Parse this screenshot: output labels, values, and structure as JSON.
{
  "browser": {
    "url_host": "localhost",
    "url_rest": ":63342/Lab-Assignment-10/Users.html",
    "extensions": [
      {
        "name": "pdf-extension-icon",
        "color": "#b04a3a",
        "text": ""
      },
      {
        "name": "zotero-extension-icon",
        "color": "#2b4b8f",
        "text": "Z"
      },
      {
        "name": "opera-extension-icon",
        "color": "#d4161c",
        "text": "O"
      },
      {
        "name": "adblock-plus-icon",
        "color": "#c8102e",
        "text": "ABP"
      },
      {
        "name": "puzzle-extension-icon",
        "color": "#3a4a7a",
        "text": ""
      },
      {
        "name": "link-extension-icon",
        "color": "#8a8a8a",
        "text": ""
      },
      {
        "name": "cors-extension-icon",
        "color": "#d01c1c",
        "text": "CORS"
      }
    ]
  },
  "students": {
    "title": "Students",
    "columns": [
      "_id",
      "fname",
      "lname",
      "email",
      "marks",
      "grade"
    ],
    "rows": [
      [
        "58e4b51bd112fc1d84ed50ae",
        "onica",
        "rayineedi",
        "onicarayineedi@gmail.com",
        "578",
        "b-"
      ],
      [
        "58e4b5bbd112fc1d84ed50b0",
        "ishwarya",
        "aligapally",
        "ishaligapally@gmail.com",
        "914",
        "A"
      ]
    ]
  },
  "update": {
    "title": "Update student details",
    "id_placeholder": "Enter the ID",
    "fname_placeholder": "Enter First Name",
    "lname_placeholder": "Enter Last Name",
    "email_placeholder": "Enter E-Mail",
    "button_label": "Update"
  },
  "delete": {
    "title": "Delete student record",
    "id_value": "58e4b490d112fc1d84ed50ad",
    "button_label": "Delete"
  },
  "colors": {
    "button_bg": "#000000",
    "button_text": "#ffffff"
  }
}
#####
Word for word, write out the data.

Parse this screenshot: output labels, values, and structure as JSON.
{
  "browser": {
    "url_host": "localhost",
    "url_rest": ":63342/Lab-Assignment-10/Users.html",
    "extensions": [
      {
        "name": "pdf-extension-icon",
        "color": "#b04a3a",
        "text": ""
      },
      {
        "name": "zotero-extension-icon",
        "color": "#2b4b8f",
        "text": "Z"
      },
      {
        "name": "opera-extension-icon",
        "color": "#d4161c",
        "text": "O"
      },
      {
        "name": "adblock-plus-icon",
        "color": "#c8102e",
        "text": "ABP"
      },
      {
        "name": "puzzle-extension-icon",
        "color": "#3a4a7a",
        "text": ""
      },
      {
        "name": "link-extension-icon",
        "color": "#8a8a8a",
        "text": ""
      },
      {
        "name": "cors-extension-icon",
        "color": "#d01c1c",
        "text": "CORS"
      }
    ]
  },
  "students": {
    "title": "Students",
    "columns": [
      "_id",
      "fname",
      "lname",
      "email",
      "marks",
      "grade"
    ],
    "rows": [
      [
        "58e4b51bd112fc1d84ed50ae",
        "onica",
        "rayineedi",
        "onicarayineedi@gmail.com",
        "578",
        "b-"
      ],
      [
        "58e4b5bbd112fc1d84ed50b0",
        "ishwarya",
        "aligapally",
        "ishaligapally@gmail.com",
        "914",
        "A"
      ]
    ]
  },
  "update": {
    "title": "Update student details",
    "id_placeholder": "Enter the ID",
    "fname_placeholder": "Enter First Name",
    "lname_placeholder": "Enter Last Name",
    "email_placeholder": "Enter E-Mail",
    "button_label": "Update"
  },
  "delete": {
    "title": "Delete student record",
    "id_value": "58e4b490d112fc1d84ed50ad",
    "button_label": "Delete"
  },
  "colors": {
    "button_bg": "#000000",
    "button_text": "#ffffff"
  }
}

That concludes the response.